Description of the task — Omit all images. Write out the rest of the material exactly.

Data entries —
****************
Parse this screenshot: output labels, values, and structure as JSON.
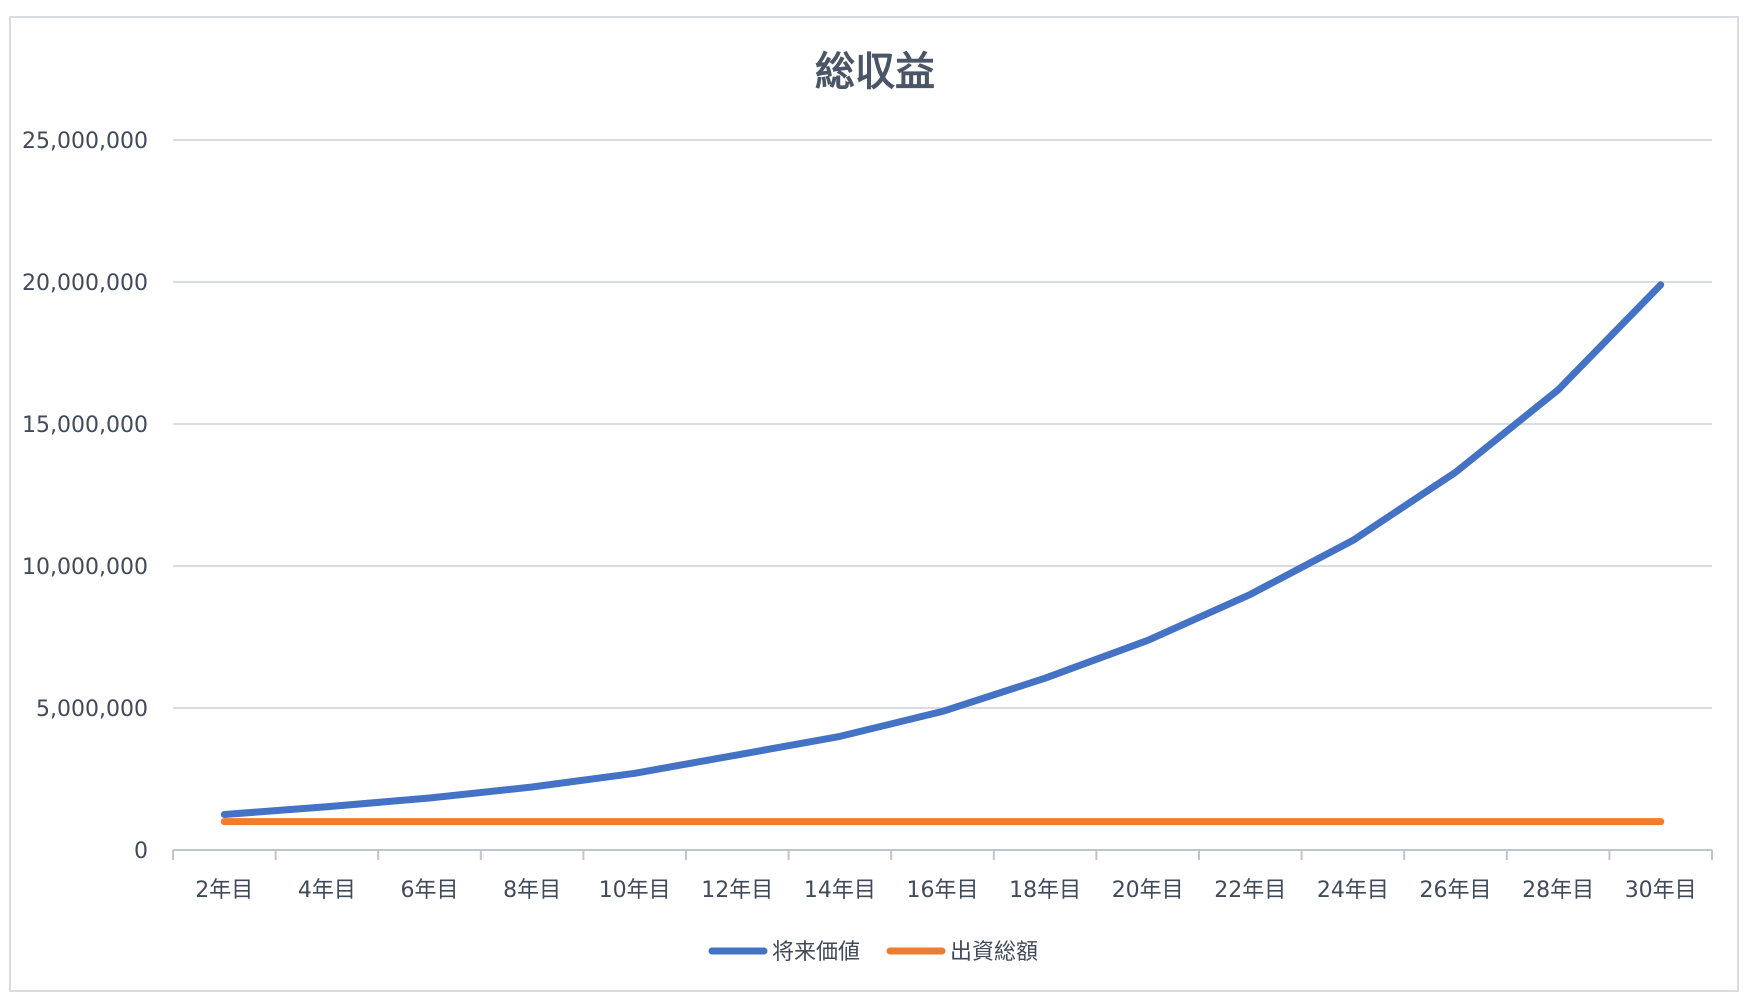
{
  "chart_data": {
    "type": "line",
    "title": "総収益",
    "categories": [
      "2年目",
      "4年目",
      "6年目",
      "8年目",
      "10年目",
      "12年目",
      "14年目",
      "16年目",
      "18年目",
      "20年目",
      "22年目",
      "24年目",
      "26年目",
      "28年目",
      "30年目"
    ],
    "y_ticks": [
      "0",
      "5,000,000",
      "10,000,000",
      "15,000,000",
      "20,000,000",
      "25,000,000"
    ],
    "ylim": [
      0,
      25000000
    ],
    "grid": true,
    "legend_position": "bottom",
    "series": [
      {
        "name": "将来価値",
        "color": "#4472c4",
        "values": [
          1250000,
          1520000,
          1830000,
          2220000,
          2700000,
          3350000,
          4000000,
          4880000,
          6050000,
          7380000,
          9000000,
          10900000,
          13300000,
          16200000,
          19900000
        ]
      },
      {
        "name": "出資総額",
        "color": "#ed7d31",
        "values": [
          1000000,
          1000000,
          1000000,
          1000000,
          1000000,
          1000000,
          1000000,
          1000000,
          1000000,
          1000000,
          1000000,
          1000000,
          1000000,
          1000000,
          1000000
        ]
      }
    ]
  }
}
****************
Solution to this problem —
Parse this screenshot: output labels, values, and structure as JSON.
{
  "chart_data": {
    "type": "line",
    "title": "総収益",
    "categories": [
      "2年目",
      "4年目",
      "6年目",
      "8年目",
      "10年目",
      "12年目",
      "14年目",
      "16年目",
      "18年目",
      "20年目",
      "22年目",
      "24年目",
      "26年目",
      "28年目",
      "30年目"
    ],
    "y_ticks": [
      "0",
      "5,000,000",
      "10,000,000",
      "15,000,000",
      "20,000,000",
      "25,000,000"
    ],
    "ylim": [
      0,
      25000000
    ],
    "grid": true,
    "legend_position": "bottom",
    "series": [
      {
        "name": "将来価値",
        "color": "#4472c4",
        "values": [
          1250000,
          1520000,
          1830000,
          2220000,
          2700000,
          3350000,
          4000000,
          4880000,
          6050000,
          7380000,
          9000000,
          10900000,
          13300000,
          16200000,
          19900000
        ]
      },
      {
        "name": "出資総額",
        "color": "#ed7d31",
        "values": [
          1000000,
          1000000,
          1000000,
          1000000,
          1000000,
          1000000,
          1000000,
          1000000,
          1000000,
          1000000,
          1000000,
          1000000,
          1000000,
          1000000,
          1000000
        ]
      }
    ]
  }
}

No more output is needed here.